***** Extracted information
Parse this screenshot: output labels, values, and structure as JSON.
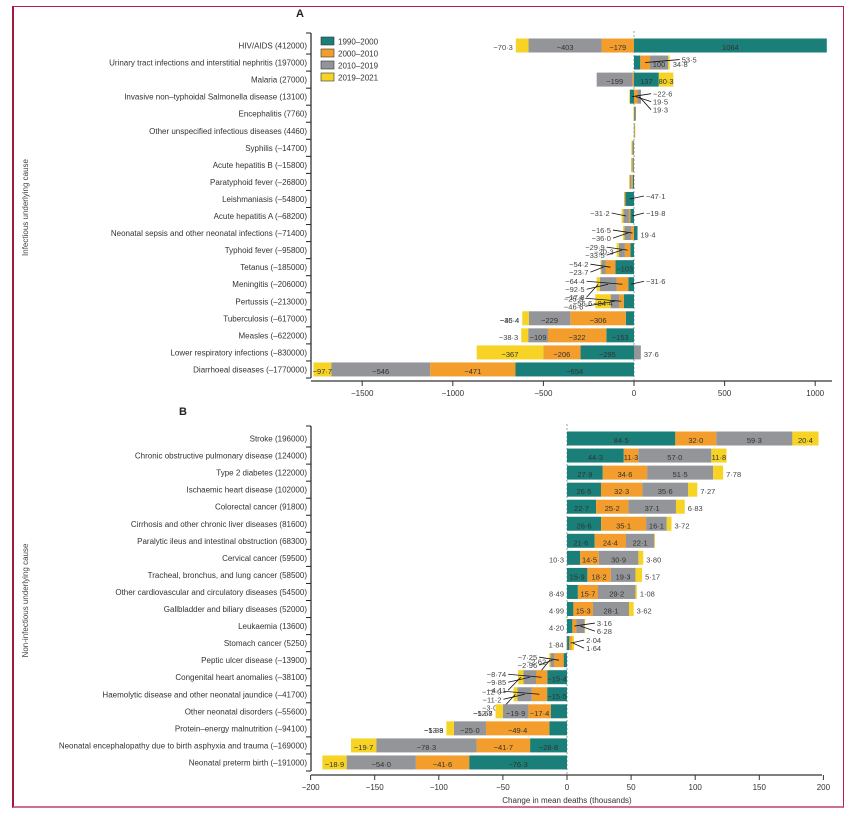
{
  "colors": {
    "1990-2000": "#1a7f78",
    "2000-2010": "#f39d2c",
    "2010-2019": "#939598",
    "2019-2021": "#f6d324"
  },
  "legend": [
    "1990–2000",
    "2000–2010",
    "2010–2019",
    "2019–2021"
  ],
  "chart_data": [
    {
      "type": "bar",
      "orientation": "horizontal-stacked-diverging",
      "title": "A",
      "ylabel": "Infectious underlying cause",
      "xlabel": "",
      "xlim": [
        -1750,
        1100
      ],
      "xticks": [
        -1500,
        -1000,
        -500,
        0,
        500,
        1000
      ],
      "xtick_labels": [
        "−1500",
        "−1000",
        "−500",
        "0",
        "500",
        "1000"
      ],
      "legend_position": "top-right",
      "series_names": [
        "1990–2000",
        "2000–2010",
        "2010–2019",
        "2019–2021"
      ],
      "categories": [
        "HIV/AIDS (412000)",
        "Urinary tract infections and interstitial nephritis (197000)",
        "Malaria (27000)",
        "Invasive non–typhoidal Salmonella disease (13100)",
        "Encephalitis (7760)",
        "Other unspecified infectious diseases (4460)",
        "Syphilis (–14700)",
        "Acute hepatitis B (–15800)",
        "Paratyphoid fever (–26800)",
        "Leishmaniasis (–54800)",
        "Acute hepatitis A (–68200)",
        "Neonatal sepsis and other neonatal infections (–71400)",
        "Typhoid fever (–95800)",
        "Tetanus (–185000)",
        "Meningitis (–206000)",
        "Pertussis (–213000)",
        "Tuberculosis (–617000)",
        "Measles (–622000)",
        "Lower respiratory infections (–830000)",
        "Diarrhoeal diseases (–1770000)"
      ],
      "values": [
        [
          1064,
          -179,
          -403,
          -70.3
        ],
        [
          34.8,
          53.5,
          100,
          8.7
        ],
        [
          137,
          -7,
          -199,
          80.3
        ],
        [
          -22.6,
          19.5,
          19.3,
          -3.1
        ],
        [
          5,
          -2,
          6,
          -1.2
        ],
        [
          2,
          2,
          -1,
          1.5
        ],
        [
          -3,
          -4,
          -5,
          -2.7
        ],
        [
          -4,
          -5,
          -5,
          -1.8
        ],
        [
          -7,
          -9,
          -8,
          -2.8
        ],
        [
          -47.1,
          -4,
          -2,
          -1.7
        ],
        [
          -19.8,
          -8,
          -31.2,
          -9.2
        ],
        [
          19.4,
          -16.5,
          -36.0,
          -8.3
        ],
        [
          -20.3,
          -29.9,
          -33.5,
          -12.1
        ],
        [
          -103,
          -54.2,
          -23.7,
          -4.1
        ],
        [
          -31.6,
          -64.4,
          -92.5,
          -17.8
        ],
        [
          -56.6,
          -25.8,
          -46.6,
          -84.4
        ],
        [
          -45.4,
          -306,
          -229,
          -36.4
        ],
        [
          -153,
          -322,
          -109,
          -38.3
        ],
        [
          -295,
          -206,
          37.6,
          -367
        ],
        [
          -654,
          -471,
          -546,
          -97.7
        ]
      ],
      "labels": [
        [
          {
            "s": 0,
            "t": "1064",
            "pos": "in"
          },
          {
            "s": 1,
            "t": "−179",
            "pos": "in"
          },
          {
            "s": 2,
            "t": "−403",
            "pos": "in"
          },
          {
            "s": 3,
            "t": "−70·3",
            "pos": "out"
          }
        ],
        [
          {
            "s": 0,
            "t": "34·8",
            "pos": "out"
          },
          {
            "s": 1,
            "t": "53·5",
            "pos": "callout"
          },
          {
            "s": 2,
            "t": "100",
            "pos": "in"
          }
        ],
        [
          {
            "s": 0,
            "t": "137",
            "pos": "in"
          },
          {
            "s": 2,
            "t": "−199",
            "pos": "in"
          },
          {
            "s": 3,
            "t": "80·3",
            "pos": "in"
          }
        ],
        [
          {
            "s": 0,
            "t": "−22·6",
            "pos": "callout"
          },
          {
            "s": 1,
            "t": "19·5",
            "pos": "callout"
          },
          {
            "s": 2,
            "t": "19·3",
            "pos": "callout"
          }
        ],
        [],
        [],
        [],
        [],
        [],
        [
          {
            "s": 0,
            "t": "−47·1",
            "pos": "callout"
          }
        ],
        [
          {
            "s": 0,
            "t": "−19·8",
            "pos": "callout"
          },
          {
            "s": 2,
            "t": "−31·2",
            "pos": "callout"
          }
        ],
        [
          {
            "s": 0,
            "t": "19·4",
            "pos": "out"
          },
          {
            "s": 1,
            "t": "−16·5",
            "pos": "callout"
          },
          {
            "s": 2,
            "t": "−36·0",
            "pos": "callout"
          }
        ],
        [
          {
            "s": 0,
            "t": "−20·3",
            "pos": "out"
          },
          {
            "s": 1,
            "t": "−29·9",
            "pos": "callout"
          },
          {
            "s": 2,
            "t": "−33·5",
            "pos": "callout"
          }
        ],
        [
          {
            "s": 0,
            "t": "−103",
            "pos": "in"
          },
          {
            "s": 1,
            "t": "−54·2",
            "pos": "callout"
          },
          {
            "s": 2,
            "t": "−23·7",
            "pos": "callout"
          }
        ],
        [
          {
            "s": 0,
            "t": "−31·6",
            "pos": "callout"
          },
          {
            "s": 1,
            "t": "−64·4",
            "pos": "callout"
          },
          {
            "s": 2,
            "t": "−92·5",
            "pos": "callout"
          },
          {
            "s": 3,
            "t": "−17·8",
            "pos": "callout"
          }
        ],
        [
          {
            "s": 0,
            "t": "−56·6",
            "pos": "out"
          },
          {
            "s": 1,
            "t": "−25·8",
            "pos": "callout"
          },
          {
            "s": 2,
            "t": "−46·6",
            "pos": "callout"
          },
          {
            "s": 3,
            "t": "−84·4",
            "pos": "in"
          }
        ],
        [
          {
            "s": 0,
            "t": "−45·4",
            "pos": "out"
          },
          {
            "s": 1,
            "t": "−306",
            "pos": "in"
          },
          {
            "s": 2,
            "t": "−229",
            "pos": "in"
          },
          {
            "s": 3,
            "t": "−36·4",
            "pos": "out"
          }
        ],
        [
          {
            "s": 0,
            "t": "−153",
            "pos": "in"
          },
          {
            "s": 1,
            "t": "−322",
            "pos": "in"
          },
          {
            "s": 2,
            "t": "−109",
            "pos": "in"
          },
          {
            "s": 3,
            "t": "−38·3",
            "pos": "out"
          }
        ],
        [
          {
            "s": 0,
            "t": "−295",
            "pos": "in"
          },
          {
            "s": 1,
            "t": "−206",
            "pos": "in"
          },
          {
            "s": 2,
            "t": "37·6",
            "pos": "out"
          },
          {
            "s": 3,
            "t": "−367",
            "pos": "in"
          }
        ],
        [
          {
            "s": 0,
            "t": "−654",
            "pos": "in"
          },
          {
            "s": 1,
            "t": "−471",
            "pos": "in"
          },
          {
            "s": 2,
            "t": "−546",
            "pos": "in"
          },
          {
            "s": 3,
            "t": "−97·7",
            "pos": "in"
          }
        ]
      ]
    },
    {
      "type": "bar",
      "orientation": "horizontal-stacked-diverging",
      "title": "B",
      "ylabel": "Non-infectious underlying cause",
      "xlabel": "Change in mean deaths (thousands)",
      "xlim": [
        -200,
        205
      ],
      "xticks": [
        -200,
        -150,
        -100,
        -50,
        0,
        50,
        100,
        150,
        200
      ],
      "xtick_labels": [
        "−200",
        "−150",
        "−100",
        "−50",
        "0",
        "50",
        "100",
        "150",
        "200"
      ],
      "series_names": [
        "1990–2000",
        "2000–2010",
        "2010–2019",
        "2019–2021"
      ],
      "categories": [
        "Stroke (196000)",
        "Chronic obstructive pulmonary disease (124000)",
        "Type 2 diabetes (122000)",
        "Ischaemic heart disease (102000)",
        "Colorectal cancer (91800)",
        "Cirrhosis and other chronic liver diseases (81600)",
        "Paralytic ileus and intestinal obstruction (68300)",
        "Cervical cancer (59500)",
        "Tracheal, bronchus, and lung cancer (58500)",
        "Other cardiovascular and circulatory diseases (54500)",
        "Gallbladder and biliary diseases (52000)",
        "Leukaemia (13600)",
        "Stomach cancer (5250)",
        "Peptic ulcer disease (–13900)",
        "Congenital heart anomalies (–38100)",
        "Haemolytic  disease and other neonatal jaundice (–41700)",
        "Other neonatal disorders (–55600)",
        "Protein–energy malnutrition (–94100)",
        "Neonatal encephalopathy due to birth asphyxia and trauma (–169000)",
        "Neonatal preterm birth (–191000)"
      ],
      "values": [
        [
          84.5,
          32.0,
          59.3,
          20.4
        ],
        [
          44.3,
          11.3,
          57.0,
          11.8
        ],
        [
          27.9,
          34.6,
          51.5,
          7.78
        ],
        [
          26.5,
          32.3,
          35.6,
          7.27
        ],
        [
          22.7,
          25.2,
          37.1,
          6.83
        ],
        [
          26.6,
          35.1,
          16.1,
          3.72
        ],
        [
          21.6,
          24.4,
          22.1,
          0.5
        ],
        [
          10.3,
          14.5,
          30.9,
          3.8
        ],
        [
          15.9,
          18.2,
          19.3,
          5.17
        ],
        [
          8.49,
          15.7,
          29.2,
          1.08
        ],
        [
          4.99,
          15.3,
          28.1,
          3.62
        ],
        [
          4.2,
          3.16,
          6.28,
          0.3
        ],
        [
          1.84,
          2.04,
          -0.3,
          1.64
        ],
        [
          -2.62,
          -7.25,
          -2.96,
          -1.08
        ],
        [
          -15.4,
          -8.74,
          -9.85,
          -4.11
        ],
        [
          -15.5,
          -12.0,
          -11.2,
          -3.06
        ],
        [
          -12.7,
          -17.4,
          -19.9,
          -5.68
        ],
        [
          -13.8,
          -49.4,
          -25.0,
          -5.89
        ],
        [
          -28.8,
          -41.7,
          -78.3,
          -19.7
        ],
        [
          -76.3,
          -41.6,
          -54.0,
          -18.9
        ]
      ],
      "labels": [
        [
          {
            "s": 0,
            "t": "84·5",
            "pos": "in"
          },
          {
            "s": 1,
            "t": "32·0",
            "pos": "in"
          },
          {
            "s": 2,
            "t": "59·3",
            "pos": "in"
          },
          {
            "s": 3,
            "t": "20·4",
            "pos": "in"
          }
        ],
        [
          {
            "s": 0,
            "t": "44·3",
            "pos": "in"
          },
          {
            "s": 1,
            "t": "11·3",
            "pos": "in"
          },
          {
            "s": 2,
            "t": "57·0",
            "pos": "in"
          },
          {
            "s": 3,
            "t": "11·8",
            "pos": "in"
          }
        ],
        [
          {
            "s": 0,
            "t": "27·9",
            "pos": "in"
          },
          {
            "s": 1,
            "t": "34·6",
            "pos": "in"
          },
          {
            "s": 2,
            "t": "51·5",
            "pos": "in"
          },
          {
            "s": 3,
            "t": "7·78",
            "pos": "out"
          }
        ],
        [
          {
            "s": 0,
            "t": "26·5",
            "pos": "in"
          },
          {
            "s": 1,
            "t": "32·3",
            "pos": "in"
          },
          {
            "s": 2,
            "t": "35·6",
            "pos": "in"
          },
          {
            "s": 3,
            "t": "7·27",
            "pos": "out"
          }
        ],
        [
          {
            "s": 0,
            "t": "22·7",
            "pos": "in"
          },
          {
            "s": 1,
            "t": "25·2",
            "pos": "in"
          },
          {
            "s": 2,
            "t": "37·1",
            "pos": "in"
          },
          {
            "s": 3,
            "t": "6·83",
            "pos": "out"
          }
        ],
        [
          {
            "s": 0,
            "t": "26·6",
            "pos": "in"
          },
          {
            "s": 1,
            "t": "35·1",
            "pos": "in"
          },
          {
            "s": 2,
            "t": "16·1",
            "pos": "in"
          },
          {
            "s": 3,
            "t": "3·72",
            "pos": "out"
          }
        ],
        [
          {
            "s": 0,
            "t": "21·6",
            "pos": "in"
          },
          {
            "s": 1,
            "t": "24·4",
            "pos": "in"
          },
          {
            "s": 2,
            "t": "22·1",
            "pos": "in"
          }
        ],
        [
          {
            "s": 0,
            "t": "10·3",
            "pos": "outleft"
          },
          {
            "s": 1,
            "t": "14·5",
            "pos": "in"
          },
          {
            "s": 2,
            "t": "30·9",
            "pos": "in"
          },
          {
            "s": 3,
            "t": "3·80",
            "pos": "out"
          }
        ],
        [
          {
            "s": 0,
            "t": "15·9",
            "pos": "in"
          },
          {
            "s": 1,
            "t": "18·2",
            "pos": "in"
          },
          {
            "s": 2,
            "t": "19·3",
            "pos": "in"
          },
          {
            "s": 3,
            "t": "5·17",
            "pos": "out"
          }
        ],
        [
          {
            "s": 0,
            "t": "8·49",
            "pos": "outleft"
          },
          {
            "s": 1,
            "t": "15·7",
            "pos": "in"
          },
          {
            "s": 2,
            "t": "29·2",
            "pos": "in"
          },
          {
            "s": 3,
            "t": "1·08",
            "pos": "out"
          }
        ],
        [
          {
            "s": 0,
            "t": "4·99",
            "pos": "outleft"
          },
          {
            "s": 1,
            "t": "15·3",
            "pos": "in"
          },
          {
            "s": 2,
            "t": "28·1",
            "pos": "in"
          },
          {
            "s": 3,
            "t": "3·62",
            "pos": "out"
          }
        ],
        [
          {
            "s": 0,
            "t": "4·20",
            "pos": "outleft"
          },
          {
            "s": 1,
            "t": "3·16",
            "pos": "callout"
          },
          {
            "s": 2,
            "t": "6·28",
            "pos": "callout"
          }
        ],
        [
          {
            "s": 0,
            "t": "1·84",
            "pos": "outleft"
          },
          {
            "s": 1,
            "t": "2·04",
            "pos": "callout"
          },
          {
            "s": 3,
            "t": "1·64",
            "pos": "callout"
          }
        ],
        [
          {
            "s": 0,
            "t": "−2·62",
            "pos": "out"
          },
          {
            "s": 1,
            "t": "−7·25",
            "pos": "callout"
          },
          {
            "s": 2,
            "t": "−2·96",
            "pos": "callout"
          },
          {
            "s": 3,
            "t": "−1·08",
            "pos": "callout"
          }
        ],
        [
          {
            "s": 0,
            "t": "−15·4",
            "pos": "in"
          },
          {
            "s": 1,
            "t": "−8·74",
            "pos": "callout"
          },
          {
            "s": 2,
            "t": "−9·85",
            "pos": "callout"
          },
          {
            "s": 3,
            "t": "−4·11",
            "pos": "callout"
          }
        ],
        [
          {
            "s": 0,
            "t": "−15·5",
            "pos": "in"
          },
          {
            "s": 1,
            "t": "−12·0",
            "pos": "callout"
          },
          {
            "s": 2,
            "t": "−11·2",
            "pos": "callout"
          },
          {
            "s": 3,
            "t": "−3·06",
            "pos": "callout"
          }
        ],
        [
          {
            "s": 0,
            "t": "−12·7",
            "pos": "out"
          },
          {
            "s": 1,
            "t": "−17·4",
            "pos": "in"
          },
          {
            "s": 2,
            "t": "−19·9",
            "pos": "in"
          },
          {
            "s": 3,
            "t": "−5·68",
            "pos": "out"
          }
        ],
        [
          {
            "s": 0,
            "t": "−13·8",
            "pos": "out"
          },
          {
            "s": 1,
            "t": "−49·4",
            "pos": "in"
          },
          {
            "s": 2,
            "t": "−25·0",
            "pos": "in"
          },
          {
            "s": 3,
            "t": "−5·89",
            "pos": "out"
          }
        ],
        [
          {
            "s": 0,
            "t": "−28·8",
            "pos": "in"
          },
          {
            "s": 1,
            "t": "−41·7",
            "pos": "in"
          },
          {
            "s": 2,
            "t": "−78·3",
            "pos": "in"
          },
          {
            "s": 3,
            "t": "−19·7",
            "pos": "in"
          }
        ],
        [
          {
            "s": 0,
            "t": "−76·3",
            "pos": "in"
          },
          {
            "s": 1,
            "t": "−41·6",
            "pos": "in"
          },
          {
            "s": 2,
            "t": "−54·0",
            "pos": "in"
          },
          {
            "s": 3,
            "t": "−18·9",
            "pos": "in"
          }
        ]
      ]
    }
  ]
}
**********
Check the data for the word "diseases" and pull out the lines that have it.

**The completed task:**
        "Other unspecified infectious diseases (4460)",
        "Diarrhoeal diseases (–1770000)"
        "Cirrhosis and other chronic liver diseases (81600)",
        "Other cardiovascular and circulatory diseases (54500)",
        "Gallbladder and biliary diseases (52000)",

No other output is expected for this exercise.